--- Work required ---
What follows is a set of records; repeat all of them exactly.
[START OF Records for the task]
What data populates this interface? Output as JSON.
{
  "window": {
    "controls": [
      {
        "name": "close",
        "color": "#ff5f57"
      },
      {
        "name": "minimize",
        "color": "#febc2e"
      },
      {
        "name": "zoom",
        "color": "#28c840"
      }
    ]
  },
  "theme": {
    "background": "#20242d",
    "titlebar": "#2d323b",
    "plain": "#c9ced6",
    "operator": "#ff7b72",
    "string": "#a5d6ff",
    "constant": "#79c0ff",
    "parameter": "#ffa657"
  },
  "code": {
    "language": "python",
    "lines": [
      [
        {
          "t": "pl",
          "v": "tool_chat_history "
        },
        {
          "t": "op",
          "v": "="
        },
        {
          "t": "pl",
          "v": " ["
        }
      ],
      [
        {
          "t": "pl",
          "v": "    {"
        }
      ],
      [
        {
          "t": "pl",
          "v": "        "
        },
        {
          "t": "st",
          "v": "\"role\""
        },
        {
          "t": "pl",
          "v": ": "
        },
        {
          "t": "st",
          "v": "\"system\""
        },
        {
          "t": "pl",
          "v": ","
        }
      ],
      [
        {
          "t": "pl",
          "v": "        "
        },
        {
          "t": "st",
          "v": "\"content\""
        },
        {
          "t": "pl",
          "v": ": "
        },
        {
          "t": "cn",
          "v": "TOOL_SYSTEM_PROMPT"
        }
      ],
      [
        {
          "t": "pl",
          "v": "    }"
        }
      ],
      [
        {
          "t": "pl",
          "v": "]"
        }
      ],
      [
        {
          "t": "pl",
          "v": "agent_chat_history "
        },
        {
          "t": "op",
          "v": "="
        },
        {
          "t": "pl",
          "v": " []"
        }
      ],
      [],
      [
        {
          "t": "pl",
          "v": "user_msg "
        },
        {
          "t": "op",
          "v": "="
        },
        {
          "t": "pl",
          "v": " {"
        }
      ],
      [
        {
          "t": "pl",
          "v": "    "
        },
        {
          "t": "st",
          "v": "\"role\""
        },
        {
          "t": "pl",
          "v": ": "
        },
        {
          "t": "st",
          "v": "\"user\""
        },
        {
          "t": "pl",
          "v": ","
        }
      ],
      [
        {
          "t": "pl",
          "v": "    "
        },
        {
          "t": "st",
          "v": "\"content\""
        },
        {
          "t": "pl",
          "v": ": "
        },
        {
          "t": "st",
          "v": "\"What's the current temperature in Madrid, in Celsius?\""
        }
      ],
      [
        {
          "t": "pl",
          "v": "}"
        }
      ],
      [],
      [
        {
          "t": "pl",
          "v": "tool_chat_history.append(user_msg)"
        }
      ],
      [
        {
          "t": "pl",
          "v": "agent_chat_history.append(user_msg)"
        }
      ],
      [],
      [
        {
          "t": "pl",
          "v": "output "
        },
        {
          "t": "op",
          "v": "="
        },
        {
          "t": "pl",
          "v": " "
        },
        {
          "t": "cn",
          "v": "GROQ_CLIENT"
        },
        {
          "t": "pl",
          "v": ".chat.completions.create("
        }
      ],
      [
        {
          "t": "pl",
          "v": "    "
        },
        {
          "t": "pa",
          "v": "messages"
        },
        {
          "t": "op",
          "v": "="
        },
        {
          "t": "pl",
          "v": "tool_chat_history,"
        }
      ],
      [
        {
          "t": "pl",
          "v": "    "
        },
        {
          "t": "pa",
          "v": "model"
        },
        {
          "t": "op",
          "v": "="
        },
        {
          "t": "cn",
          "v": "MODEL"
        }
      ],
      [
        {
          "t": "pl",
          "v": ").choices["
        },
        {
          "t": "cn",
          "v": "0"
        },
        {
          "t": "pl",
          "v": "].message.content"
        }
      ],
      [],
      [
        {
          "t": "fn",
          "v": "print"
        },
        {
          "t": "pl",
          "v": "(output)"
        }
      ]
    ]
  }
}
[END OF Records for the task]
--- Solution for this exercise ---
What data populates this interface? Output as JSON.
{
  "window": {
    "controls": [
      {
        "name": "close",
        "color": "#ff5f57"
      },
      {
        "name": "minimize",
        "color": "#febc2e"
      },
      {
        "name": "zoom",
        "color": "#28c840"
      }
    ]
  },
  "theme": {
    "background": "#20242d",
    "titlebar": "#2d323b",
    "plain": "#c9ced6",
    "operator": "#ff7b72",
    "string": "#a5d6ff",
    "constant": "#79c0ff",
    "parameter": "#ffa657"
  },
  "code": {
    "language": "python",
    "lines": [
      [
        {
          "t": "pl",
          "v": "tool_chat_history "
        },
        {
          "t": "op",
          "v": "="
        },
        {
          "t": "pl",
          "v": " ["
        }
      ],
      [
        {
          "t": "pl",
          "v": "    {"
        }
      ],
      [
        {
          "t": "pl",
          "v": "        "
        },
        {
          "t": "st",
          "v": "\"role\""
        },
        {
          "t": "pl",
          "v": ": "
        },
        {
          "t": "st",
          "v": "\"system\""
        },
        {
          "t": "pl",
          "v": ","
        }
      ],
      [
        {
          "t": "pl",
          "v": "        "
        },
        {
          "t": "st",
          "v": "\"content\""
        },
        {
          "t": "pl",
          "v": ": "
        },
        {
          "t": "cn",
          "v": "TOOL_SYSTEM_PROMPT"
        }
      ],
      [
        {
          "t": "pl",
          "v": "    }"
        }
      ],
      [
        {
          "t": "pl",
          "v": "]"
        }
      ],
      [
        {
          "t": "pl",
          "v": "agent_chat_history "
        },
        {
          "t": "op",
          "v": "="
        },
        {
          "t": "pl",
          "v": " []"
        }
      ],
      [],
      [
        {
          "t": "pl",
          "v": "user_msg "
        },
        {
          "t": "op",
          "v": "="
        },
        {
          "t": "pl",
          "v": " {"
        }
      ],
      [
        {
          "t": "pl",
          "v": "    "
        },
        {
          "t": "st",
          "v": "\"role\""
        },
        {
          "t": "pl",
          "v": ": "
        },
        {
          "t": "st",
          "v": "\"user\""
        },
        {
          "t": "pl",
          "v": ","
        }
      ],
      [
        {
          "t": "pl",
          "v": "    "
        },
        {
          "t": "st",
          "v": "\"content\""
        },
        {
          "t": "pl",
          "v": ": "
        },
        {
          "t": "st",
          "v": "\"What's the current temperature in Madrid, in Celsius?\""
        }
      ],
      [
        {
          "t": "pl",
          "v": "}"
        }
      ],
      [],
      [
        {
          "t": "pl",
          "v": "tool_chat_history.append(user_msg)"
        }
      ],
      [
        {
          "t": "pl",
          "v": "agent_chat_history.append(user_msg)"
        }
      ],
      [],
      [
        {
          "t": "pl",
          "v": "output "
        },
        {
          "t": "op",
          "v": "="
        },
        {
          "t": "pl",
          "v": " "
        },
        {
          "t": "cn",
          "v": "GROQ_CLIENT"
        },
        {
          "t": "pl",
          "v": ".chat.completions.create("
        }
      ],
      [
        {
          "t": "pl",
          "v": "    "
        },
        {
          "t": "pa",
          "v": "messages"
        },
        {
          "t": "op",
          "v": "="
        },
        {
          "t": "pl",
          "v": "tool_chat_history,"
        }
      ],
      [
        {
          "t": "pl",
          "v": "    "
        },
        {
          "t": "pa",
          "v": "model"
        },
        {
          "t": "op",
          "v": "="
        },
        {
          "t": "cn",
          "v": "MODEL"
        }
      ],
      [
        {
          "t": "pl",
          "v": ").choices["
        },
        {
          "t": "cn",
          "v": "0"
        },
        {
          "t": "pl",
          "v": "].message.content"
        }
      ],
      [],
      [
        {
          "t": "fn",
          "v": "print"
        },
        {
          "t": "pl",
          "v": "(output)"
        }
      ]
    ]
  }
}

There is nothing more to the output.